Supplied material
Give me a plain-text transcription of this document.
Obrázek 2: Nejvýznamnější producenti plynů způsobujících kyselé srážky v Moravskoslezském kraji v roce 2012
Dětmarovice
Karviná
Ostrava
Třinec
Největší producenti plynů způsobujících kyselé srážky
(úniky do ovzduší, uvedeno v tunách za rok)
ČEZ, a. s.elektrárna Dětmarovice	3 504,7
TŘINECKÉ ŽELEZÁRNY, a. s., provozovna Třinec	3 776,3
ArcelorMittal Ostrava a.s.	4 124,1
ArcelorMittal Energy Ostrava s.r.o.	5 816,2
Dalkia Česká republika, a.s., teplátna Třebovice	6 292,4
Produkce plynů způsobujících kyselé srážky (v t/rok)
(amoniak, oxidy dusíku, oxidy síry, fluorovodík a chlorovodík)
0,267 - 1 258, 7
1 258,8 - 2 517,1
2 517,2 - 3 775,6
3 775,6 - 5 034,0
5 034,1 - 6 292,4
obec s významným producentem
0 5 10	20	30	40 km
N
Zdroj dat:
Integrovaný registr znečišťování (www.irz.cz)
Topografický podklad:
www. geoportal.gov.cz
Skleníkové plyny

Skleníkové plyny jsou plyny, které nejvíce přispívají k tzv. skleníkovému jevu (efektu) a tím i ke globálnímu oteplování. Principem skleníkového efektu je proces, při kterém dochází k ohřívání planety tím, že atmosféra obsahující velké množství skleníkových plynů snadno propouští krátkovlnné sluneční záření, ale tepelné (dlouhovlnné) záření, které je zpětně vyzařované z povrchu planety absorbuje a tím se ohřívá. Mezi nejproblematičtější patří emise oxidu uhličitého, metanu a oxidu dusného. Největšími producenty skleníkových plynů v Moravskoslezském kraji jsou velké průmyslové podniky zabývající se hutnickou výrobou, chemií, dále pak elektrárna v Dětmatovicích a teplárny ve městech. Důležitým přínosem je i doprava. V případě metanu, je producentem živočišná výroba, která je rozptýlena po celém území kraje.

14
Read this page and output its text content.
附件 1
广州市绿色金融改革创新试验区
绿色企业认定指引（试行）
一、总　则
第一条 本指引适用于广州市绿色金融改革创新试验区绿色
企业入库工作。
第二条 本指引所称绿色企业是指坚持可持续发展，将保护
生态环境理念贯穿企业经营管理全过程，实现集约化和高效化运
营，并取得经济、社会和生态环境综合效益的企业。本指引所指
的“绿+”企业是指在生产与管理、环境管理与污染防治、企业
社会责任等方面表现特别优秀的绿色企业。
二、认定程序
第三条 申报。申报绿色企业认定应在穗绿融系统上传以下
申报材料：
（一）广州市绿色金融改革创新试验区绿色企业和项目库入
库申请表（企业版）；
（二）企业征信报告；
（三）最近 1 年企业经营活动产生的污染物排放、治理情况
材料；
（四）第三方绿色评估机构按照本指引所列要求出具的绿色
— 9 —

Short task
Copy down every line of the material above that includes the string "srážky".

Written response
Obrázek 2: Nejvýznamnější producenti plynů způsobujících kyselé srážky v Moravskoslezském kraji v roce 2012
Největší producenti plynů způsobujících kyselé srážky
Produkce plynů způsobujících kyselé srážky (v t/rok)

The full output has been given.